↓↓↓

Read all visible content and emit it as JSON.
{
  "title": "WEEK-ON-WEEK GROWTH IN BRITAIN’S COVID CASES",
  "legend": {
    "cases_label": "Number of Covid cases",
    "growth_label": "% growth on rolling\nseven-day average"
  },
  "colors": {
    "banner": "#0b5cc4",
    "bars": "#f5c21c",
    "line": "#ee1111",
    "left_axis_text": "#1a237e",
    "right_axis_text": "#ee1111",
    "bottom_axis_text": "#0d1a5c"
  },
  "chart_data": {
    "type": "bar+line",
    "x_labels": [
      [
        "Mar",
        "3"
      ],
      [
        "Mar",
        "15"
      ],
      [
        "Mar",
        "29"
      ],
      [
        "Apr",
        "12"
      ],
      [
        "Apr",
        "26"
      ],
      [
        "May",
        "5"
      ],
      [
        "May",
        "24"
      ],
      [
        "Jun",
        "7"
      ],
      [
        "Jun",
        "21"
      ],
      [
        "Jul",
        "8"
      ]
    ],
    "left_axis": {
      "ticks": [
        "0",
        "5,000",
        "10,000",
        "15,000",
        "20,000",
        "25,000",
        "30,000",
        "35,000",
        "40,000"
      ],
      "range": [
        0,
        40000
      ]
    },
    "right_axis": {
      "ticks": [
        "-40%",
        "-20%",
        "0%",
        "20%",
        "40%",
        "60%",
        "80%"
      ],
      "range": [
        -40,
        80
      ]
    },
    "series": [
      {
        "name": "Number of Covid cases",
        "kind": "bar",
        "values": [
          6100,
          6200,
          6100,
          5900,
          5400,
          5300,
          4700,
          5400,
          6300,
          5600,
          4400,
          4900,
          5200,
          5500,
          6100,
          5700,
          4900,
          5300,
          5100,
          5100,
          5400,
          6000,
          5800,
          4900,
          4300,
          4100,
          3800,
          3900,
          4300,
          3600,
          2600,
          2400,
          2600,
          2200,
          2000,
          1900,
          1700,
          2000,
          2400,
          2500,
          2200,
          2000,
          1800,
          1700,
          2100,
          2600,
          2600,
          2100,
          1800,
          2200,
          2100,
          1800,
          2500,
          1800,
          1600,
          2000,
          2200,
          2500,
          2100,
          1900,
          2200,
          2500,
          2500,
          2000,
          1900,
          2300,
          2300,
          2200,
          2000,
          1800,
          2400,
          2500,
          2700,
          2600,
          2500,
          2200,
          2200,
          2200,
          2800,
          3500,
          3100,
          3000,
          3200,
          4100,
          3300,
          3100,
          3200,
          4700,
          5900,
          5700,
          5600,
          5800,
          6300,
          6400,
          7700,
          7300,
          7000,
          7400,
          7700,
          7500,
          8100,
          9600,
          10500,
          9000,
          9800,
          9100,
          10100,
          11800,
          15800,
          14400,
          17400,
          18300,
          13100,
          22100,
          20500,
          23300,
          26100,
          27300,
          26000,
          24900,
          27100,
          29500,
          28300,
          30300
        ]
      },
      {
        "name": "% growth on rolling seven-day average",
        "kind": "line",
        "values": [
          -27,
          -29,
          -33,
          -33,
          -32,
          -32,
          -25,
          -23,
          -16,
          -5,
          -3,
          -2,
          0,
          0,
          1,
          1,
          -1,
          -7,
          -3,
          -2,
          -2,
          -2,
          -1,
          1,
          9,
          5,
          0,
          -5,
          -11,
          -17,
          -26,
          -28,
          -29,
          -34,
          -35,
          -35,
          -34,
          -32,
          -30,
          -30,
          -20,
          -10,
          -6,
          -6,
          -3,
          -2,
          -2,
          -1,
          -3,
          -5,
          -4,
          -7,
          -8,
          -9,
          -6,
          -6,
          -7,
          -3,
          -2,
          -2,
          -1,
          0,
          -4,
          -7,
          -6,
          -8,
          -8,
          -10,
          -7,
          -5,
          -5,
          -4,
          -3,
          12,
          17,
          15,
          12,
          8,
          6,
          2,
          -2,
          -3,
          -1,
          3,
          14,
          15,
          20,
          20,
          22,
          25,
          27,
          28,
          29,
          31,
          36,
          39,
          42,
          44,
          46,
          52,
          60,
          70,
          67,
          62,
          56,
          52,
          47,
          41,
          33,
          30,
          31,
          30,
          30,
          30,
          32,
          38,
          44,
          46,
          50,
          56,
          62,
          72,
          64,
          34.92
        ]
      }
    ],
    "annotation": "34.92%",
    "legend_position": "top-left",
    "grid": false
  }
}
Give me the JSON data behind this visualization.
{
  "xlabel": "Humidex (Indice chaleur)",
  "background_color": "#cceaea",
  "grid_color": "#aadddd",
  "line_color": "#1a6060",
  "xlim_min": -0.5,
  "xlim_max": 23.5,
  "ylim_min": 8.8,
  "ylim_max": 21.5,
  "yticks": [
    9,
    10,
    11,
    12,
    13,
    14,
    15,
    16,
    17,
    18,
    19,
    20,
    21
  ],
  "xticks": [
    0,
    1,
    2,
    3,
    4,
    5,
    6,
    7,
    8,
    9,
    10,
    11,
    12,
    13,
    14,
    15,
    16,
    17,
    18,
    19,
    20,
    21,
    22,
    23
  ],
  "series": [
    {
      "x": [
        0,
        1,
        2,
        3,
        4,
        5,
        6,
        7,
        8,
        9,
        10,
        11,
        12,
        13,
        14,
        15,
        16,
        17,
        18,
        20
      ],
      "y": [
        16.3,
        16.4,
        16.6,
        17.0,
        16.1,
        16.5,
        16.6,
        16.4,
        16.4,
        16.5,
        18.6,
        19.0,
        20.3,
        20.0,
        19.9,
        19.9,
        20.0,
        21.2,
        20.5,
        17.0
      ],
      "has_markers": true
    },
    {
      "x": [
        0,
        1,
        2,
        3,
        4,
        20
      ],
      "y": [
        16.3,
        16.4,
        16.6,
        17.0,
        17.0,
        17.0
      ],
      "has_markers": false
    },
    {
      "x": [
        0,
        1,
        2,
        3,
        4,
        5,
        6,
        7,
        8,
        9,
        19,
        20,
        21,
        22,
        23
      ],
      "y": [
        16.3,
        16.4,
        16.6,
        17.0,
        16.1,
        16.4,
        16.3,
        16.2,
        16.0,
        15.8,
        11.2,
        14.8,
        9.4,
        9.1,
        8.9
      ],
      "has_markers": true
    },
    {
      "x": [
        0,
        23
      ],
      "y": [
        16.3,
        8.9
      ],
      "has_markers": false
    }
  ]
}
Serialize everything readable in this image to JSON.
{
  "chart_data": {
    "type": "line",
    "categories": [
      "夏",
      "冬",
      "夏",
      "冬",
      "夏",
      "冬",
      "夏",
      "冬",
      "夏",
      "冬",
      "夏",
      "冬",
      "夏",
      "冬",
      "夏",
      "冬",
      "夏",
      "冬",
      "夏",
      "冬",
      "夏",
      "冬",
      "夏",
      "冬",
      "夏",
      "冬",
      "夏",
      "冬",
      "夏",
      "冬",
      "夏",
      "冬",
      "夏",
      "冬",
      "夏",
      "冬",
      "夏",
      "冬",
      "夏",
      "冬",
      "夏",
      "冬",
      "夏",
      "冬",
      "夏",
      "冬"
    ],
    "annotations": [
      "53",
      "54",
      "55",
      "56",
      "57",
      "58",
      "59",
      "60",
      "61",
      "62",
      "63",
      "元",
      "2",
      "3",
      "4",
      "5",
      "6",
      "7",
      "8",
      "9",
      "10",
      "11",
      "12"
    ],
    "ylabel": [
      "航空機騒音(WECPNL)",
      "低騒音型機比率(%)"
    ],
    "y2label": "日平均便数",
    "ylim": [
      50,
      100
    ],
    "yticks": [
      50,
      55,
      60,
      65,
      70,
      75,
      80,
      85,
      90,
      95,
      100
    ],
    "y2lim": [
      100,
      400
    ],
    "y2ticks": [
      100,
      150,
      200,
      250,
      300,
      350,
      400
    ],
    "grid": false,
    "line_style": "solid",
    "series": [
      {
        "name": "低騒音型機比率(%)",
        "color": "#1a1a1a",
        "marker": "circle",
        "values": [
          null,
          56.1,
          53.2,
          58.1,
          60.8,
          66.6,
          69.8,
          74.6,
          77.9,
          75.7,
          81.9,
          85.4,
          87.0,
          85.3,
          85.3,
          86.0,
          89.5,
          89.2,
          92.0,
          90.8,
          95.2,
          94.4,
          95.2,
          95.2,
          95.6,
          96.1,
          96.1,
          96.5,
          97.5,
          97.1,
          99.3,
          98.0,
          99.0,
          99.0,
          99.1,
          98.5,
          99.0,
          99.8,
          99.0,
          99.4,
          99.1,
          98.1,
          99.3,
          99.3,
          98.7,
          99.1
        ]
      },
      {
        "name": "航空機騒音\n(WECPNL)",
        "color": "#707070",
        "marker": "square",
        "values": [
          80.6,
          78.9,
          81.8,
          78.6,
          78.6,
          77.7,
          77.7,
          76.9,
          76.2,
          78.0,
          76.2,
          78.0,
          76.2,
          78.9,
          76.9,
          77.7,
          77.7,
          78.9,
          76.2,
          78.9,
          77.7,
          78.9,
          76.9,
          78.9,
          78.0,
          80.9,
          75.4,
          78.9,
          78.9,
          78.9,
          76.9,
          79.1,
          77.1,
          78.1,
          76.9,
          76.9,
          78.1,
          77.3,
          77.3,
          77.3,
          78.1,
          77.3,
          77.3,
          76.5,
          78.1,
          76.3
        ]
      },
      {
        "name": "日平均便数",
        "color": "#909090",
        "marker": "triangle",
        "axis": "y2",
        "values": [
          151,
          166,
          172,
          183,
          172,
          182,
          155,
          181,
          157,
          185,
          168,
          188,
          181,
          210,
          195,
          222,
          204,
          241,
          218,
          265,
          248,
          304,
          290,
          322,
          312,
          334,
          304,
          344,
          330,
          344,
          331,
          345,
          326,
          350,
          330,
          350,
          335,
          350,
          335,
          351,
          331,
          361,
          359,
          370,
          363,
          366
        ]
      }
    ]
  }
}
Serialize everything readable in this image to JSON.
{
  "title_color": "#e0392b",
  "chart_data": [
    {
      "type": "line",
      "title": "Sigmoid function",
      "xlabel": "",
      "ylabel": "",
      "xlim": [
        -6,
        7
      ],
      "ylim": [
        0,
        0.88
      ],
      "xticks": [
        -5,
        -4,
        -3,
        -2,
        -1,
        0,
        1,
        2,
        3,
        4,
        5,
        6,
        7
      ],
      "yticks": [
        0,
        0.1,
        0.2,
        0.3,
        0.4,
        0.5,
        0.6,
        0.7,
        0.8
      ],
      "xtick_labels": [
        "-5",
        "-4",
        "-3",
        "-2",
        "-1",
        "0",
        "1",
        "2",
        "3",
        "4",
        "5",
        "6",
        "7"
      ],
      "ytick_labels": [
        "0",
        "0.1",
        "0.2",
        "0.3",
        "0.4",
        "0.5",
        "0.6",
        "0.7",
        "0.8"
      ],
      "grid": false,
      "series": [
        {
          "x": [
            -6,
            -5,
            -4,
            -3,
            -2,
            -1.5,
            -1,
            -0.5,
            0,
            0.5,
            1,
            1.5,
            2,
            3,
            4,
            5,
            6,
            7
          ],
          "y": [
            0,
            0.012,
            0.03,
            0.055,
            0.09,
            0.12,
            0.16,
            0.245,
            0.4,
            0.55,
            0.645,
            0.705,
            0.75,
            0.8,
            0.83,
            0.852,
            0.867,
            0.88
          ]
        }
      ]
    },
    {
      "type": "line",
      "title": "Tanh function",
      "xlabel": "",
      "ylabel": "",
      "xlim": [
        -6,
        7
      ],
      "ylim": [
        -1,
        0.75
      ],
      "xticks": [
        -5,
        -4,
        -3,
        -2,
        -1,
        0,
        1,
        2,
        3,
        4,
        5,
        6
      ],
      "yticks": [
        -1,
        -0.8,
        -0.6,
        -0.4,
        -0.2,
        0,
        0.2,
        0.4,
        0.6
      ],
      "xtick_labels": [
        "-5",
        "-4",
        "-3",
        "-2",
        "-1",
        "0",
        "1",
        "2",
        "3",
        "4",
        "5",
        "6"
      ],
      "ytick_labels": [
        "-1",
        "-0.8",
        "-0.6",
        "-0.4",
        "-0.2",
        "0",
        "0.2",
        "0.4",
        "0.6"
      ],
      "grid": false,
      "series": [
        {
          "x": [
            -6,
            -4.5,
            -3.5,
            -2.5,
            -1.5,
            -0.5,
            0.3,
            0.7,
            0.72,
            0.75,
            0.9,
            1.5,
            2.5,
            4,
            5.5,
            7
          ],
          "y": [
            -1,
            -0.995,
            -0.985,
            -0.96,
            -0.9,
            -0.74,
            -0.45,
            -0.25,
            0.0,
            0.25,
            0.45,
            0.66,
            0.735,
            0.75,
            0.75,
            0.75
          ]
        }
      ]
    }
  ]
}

↑↑↑

-- Stated task --
List all lines above in which the string "average" appears.

-- Result of this task --
    "growth_label": "% growth on rolling\nseven-day average"
        "name": "% growth on rolling seven-day average",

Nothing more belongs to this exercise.